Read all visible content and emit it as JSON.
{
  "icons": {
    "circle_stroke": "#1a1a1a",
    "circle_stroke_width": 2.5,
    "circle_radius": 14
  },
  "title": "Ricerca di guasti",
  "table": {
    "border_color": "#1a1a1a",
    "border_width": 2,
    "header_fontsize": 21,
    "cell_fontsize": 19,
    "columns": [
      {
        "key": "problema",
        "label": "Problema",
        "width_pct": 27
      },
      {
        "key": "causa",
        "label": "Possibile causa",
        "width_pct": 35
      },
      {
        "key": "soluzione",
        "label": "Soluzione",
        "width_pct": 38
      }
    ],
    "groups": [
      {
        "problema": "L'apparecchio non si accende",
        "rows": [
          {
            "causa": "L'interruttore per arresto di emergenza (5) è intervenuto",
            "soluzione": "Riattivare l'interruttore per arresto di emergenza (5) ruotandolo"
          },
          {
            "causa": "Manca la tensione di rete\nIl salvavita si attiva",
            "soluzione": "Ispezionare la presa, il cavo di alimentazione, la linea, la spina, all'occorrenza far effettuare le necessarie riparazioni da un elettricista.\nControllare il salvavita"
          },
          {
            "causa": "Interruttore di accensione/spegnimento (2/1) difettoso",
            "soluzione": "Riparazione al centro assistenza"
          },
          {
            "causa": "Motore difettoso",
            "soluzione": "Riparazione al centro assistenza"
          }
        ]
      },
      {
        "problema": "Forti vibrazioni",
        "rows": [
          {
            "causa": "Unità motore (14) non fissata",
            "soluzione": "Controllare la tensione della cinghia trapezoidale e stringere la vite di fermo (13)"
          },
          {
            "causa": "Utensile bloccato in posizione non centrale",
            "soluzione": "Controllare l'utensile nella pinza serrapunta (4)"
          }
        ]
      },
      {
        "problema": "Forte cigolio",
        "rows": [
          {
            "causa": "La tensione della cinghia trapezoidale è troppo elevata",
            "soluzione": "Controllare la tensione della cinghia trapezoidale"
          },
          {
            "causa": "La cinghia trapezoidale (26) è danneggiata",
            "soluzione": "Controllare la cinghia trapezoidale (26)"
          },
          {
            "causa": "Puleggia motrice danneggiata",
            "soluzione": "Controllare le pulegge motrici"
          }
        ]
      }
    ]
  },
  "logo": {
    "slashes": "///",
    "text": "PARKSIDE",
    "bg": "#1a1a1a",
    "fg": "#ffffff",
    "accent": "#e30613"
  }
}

Exercise requirements:
From the records above, please extract every line and repeat it exactly.

Final result:
Read all visible content and emit it as JSON.
{
  "icons": {
    "circle_stroke": "#1a1a1a",
    "circle_stroke_width": 2.5,
    "circle_radius": 14
  },
  "title": "Ricerca di guasti",
  "table": {
    "border_color": "#1a1a1a",
    "border_width": 2,
    "header_fontsize": 21,
    "cell_fontsize": 19,
    "columns": [
      {
        "key": "problema",
        "label": "Problema",
        "width_pct": 27
      },
      {
        "key": "causa",
        "label": "Possibile causa",
        "width_pct": 35
      },
      {
        "key": "soluzione",
        "label": "Soluzione",
        "width_pct": 38
      }
    ],
    "groups": [
      {
        "problema": "L'apparecchio non si accende",
        "rows": [
          {
            "causa": "L'interruttore per arresto di emergenza (5) è intervenuto",
            "soluzione": "Riattivare l'interruttore per arresto di emergenza (5) ruotandolo"
          },
          {
            "causa": "Manca la tensione di rete\nIl salvavita si attiva",
            "soluzione": "Ispezionare la presa, il cavo di alimentazione, la linea, la spina, all'occorrenza far effettuare le necessarie riparazioni da un elettricista.\nControllare il salvavita"
          },
          {
            "causa": "Interruttore di accensione/spegnimento (2/1) difettoso",
            "soluzione": "Riparazione al centro assistenza"
          },
          {
            "causa": "Motore difettoso",
            "soluzione": "Riparazione al centro assistenza"
          }
        ]
      },
      {
        "problema": "Forti vibrazioni",
        "rows": [
          {
            "causa": "Unità motore (14) non fissata",
            "soluzione": "Controllare la tensione della cinghia trapezoidale e stringere la vite di fermo (13)"
          },
          {
            "causa": "Utensile bloccato in posizione non centrale",
            "soluzione": "Controllare l'utensile nella pinza serrapunta (4)"
          }
        ]
      },
      {
        "problema": "Forte cigolio",
        "rows": [
          {
            "causa": "La tensione della cinghia trapezoidale è troppo elevata",
            "soluzione": "Controllare la tensione della cinghia trapezoidale"
          },
          {
            "causa": "La cinghia trapezoidale (26) è danneggiata",
            "soluzione": "Controllare la cinghia trapezoidale (26)"
          },
          {
            "causa": "Puleggia motrice danneggiata",
            "soluzione": "Controllare le pulegge motrici"
          }
        ]
      }
    ]
  },
  "logo": {
    "slashes": "///",
    "text": "PARKSIDE",
    "bg": "#1a1a1a",
    "fg": "#ffffff",
    "accent": "#e30613"
  }
}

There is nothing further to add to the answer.